* REQUIREMENTS
Copy out every record precisely.

* WORKING DATA
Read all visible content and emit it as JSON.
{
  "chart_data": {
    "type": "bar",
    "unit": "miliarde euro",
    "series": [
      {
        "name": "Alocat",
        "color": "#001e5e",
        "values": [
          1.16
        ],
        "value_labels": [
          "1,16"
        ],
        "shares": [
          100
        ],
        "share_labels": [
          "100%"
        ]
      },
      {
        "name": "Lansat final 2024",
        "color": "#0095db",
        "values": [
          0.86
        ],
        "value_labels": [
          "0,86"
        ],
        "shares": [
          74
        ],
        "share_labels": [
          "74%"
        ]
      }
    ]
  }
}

* RESPONSE BELOW
Read all visible content and emit it as JSON.
{
  "chart_data": {
    "type": "bar",
    "unit": "miliarde euro",
    "series": [
      {
        "name": "Alocat",
        "color": "#001e5e",
        "values": [
          1.16
        ],
        "value_labels": [
          "1,16"
        ],
        "shares": [
          100
        ],
        "share_labels": [
          "100%"
        ]
      },
      {
        "name": "Lansat final 2024",
        "color": "#0095db",
        "values": [
          0.86
        ],
        "value_labels": [
          "0,86"
        ],
        "shares": [
          74
        ],
        "share_labels": [
          "74%"
        ]
      }
    ]
  }
}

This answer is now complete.